Every record that follows should be printed verbatim.

Data records >>
----------

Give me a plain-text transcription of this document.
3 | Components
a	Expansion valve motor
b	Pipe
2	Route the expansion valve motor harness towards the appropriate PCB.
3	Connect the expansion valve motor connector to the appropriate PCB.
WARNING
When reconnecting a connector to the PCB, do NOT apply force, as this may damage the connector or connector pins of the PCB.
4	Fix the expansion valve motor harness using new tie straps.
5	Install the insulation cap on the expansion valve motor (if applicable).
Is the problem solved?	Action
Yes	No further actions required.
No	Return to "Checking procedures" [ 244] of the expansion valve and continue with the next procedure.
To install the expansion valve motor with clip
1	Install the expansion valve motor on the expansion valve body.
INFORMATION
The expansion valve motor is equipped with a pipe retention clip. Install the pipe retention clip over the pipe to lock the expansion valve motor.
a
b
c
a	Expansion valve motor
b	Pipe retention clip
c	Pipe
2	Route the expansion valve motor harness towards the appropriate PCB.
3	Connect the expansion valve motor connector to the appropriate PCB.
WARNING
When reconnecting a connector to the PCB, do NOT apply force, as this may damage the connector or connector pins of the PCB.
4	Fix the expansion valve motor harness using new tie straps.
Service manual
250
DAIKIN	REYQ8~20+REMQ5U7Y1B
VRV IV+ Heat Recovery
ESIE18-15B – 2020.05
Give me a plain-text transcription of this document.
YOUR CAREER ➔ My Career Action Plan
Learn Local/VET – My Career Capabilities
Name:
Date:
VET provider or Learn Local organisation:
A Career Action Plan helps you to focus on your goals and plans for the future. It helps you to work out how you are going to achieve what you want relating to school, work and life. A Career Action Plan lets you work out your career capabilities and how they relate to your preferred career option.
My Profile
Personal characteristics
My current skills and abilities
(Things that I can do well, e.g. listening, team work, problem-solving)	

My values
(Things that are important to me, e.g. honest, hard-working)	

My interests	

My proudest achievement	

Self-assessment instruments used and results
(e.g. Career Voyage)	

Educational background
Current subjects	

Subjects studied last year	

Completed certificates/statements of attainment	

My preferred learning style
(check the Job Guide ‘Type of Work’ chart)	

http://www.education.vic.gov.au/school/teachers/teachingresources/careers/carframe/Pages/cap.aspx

----------

Task solution >>
Give me a plain-text transcription of this document.
3 | Components
a	Expansion valve motor
b	Pipe
2	Route the expansion valve motor harness towards the appropriate PCB.
3	Connect the expansion valve motor connector to the appropriate PCB.
WARNING
When reconnecting a connector to the PCB, do NOT apply force, as this may damage the connector or connector pins of the PCB.
4	Fix the expansion valve motor harness using new tie straps.
5	Install the insulation cap on the expansion valve motor (if applicable).
Is the problem solved?	Action
Yes	No further actions required.
No	Return to "Checking procedures" [ 244] of the expansion valve and continue with the next procedure.
To install the expansion valve motor with clip
1	Install the expansion valve motor on the expansion valve body.
INFORMATION
The expansion valve motor is equipped with a pipe retention clip. Install the pipe retention clip over the pipe to lock the expansion valve motor.
a
b
c
a	Expansion valve motor
b	Pipe retention clip
c	Pipe
2	Route the expansion valve motor harness towards the appropriate PCB.
3	Connect the expansion valve motor connector to the appropriate PCB.
WARNING
When reconnecting a connector to the PCB, do NOT apply force, as this may damage the connector or connector pins of the PCB.
4	Fix the expansion valve motor harness using new tie straps.
Service manual
250
DAIKIN	REYQ8~20+REMQ5U7Y1B
VRV IV+ Heat Recovery
ESIE18-15B – 2020.05
Give me a plain-text transcription of this document.
YOUR CAREER ➔ My Career Action Plan
Learn Local/VET – My Career Capabilities
Name:
Date:
VET provider or Learn Local organisation:
A Career Action Plan helps you to focus on your goals and plans for the future. It helps you to work out how you are going to achieve what you want relating to school, work and life. A Career Action Plan lets you work out your career capabilities and how they relate to your preferred career option.
My Profile
Personal characteristics
My current skills and abilities
(Things that I can do well, e.g. listening, team work, problem-solving)	

My values
(Things that are important to me, e.g. honest, hard-working)	

My interests	

My proudest achievement	

Self-assessment instruments used and results
(e.g. Career Voyage)	

Educational background
Current subjects	

Subjects studied last year	

Completed certificates/statements of attainment	

My preferred learning style
(check the Job Guide ‘Type of Work’ chart)	

http://www.education.vic.gov.au/school/teachers/teachingresources/careers/carframe/Pages/cap.aspx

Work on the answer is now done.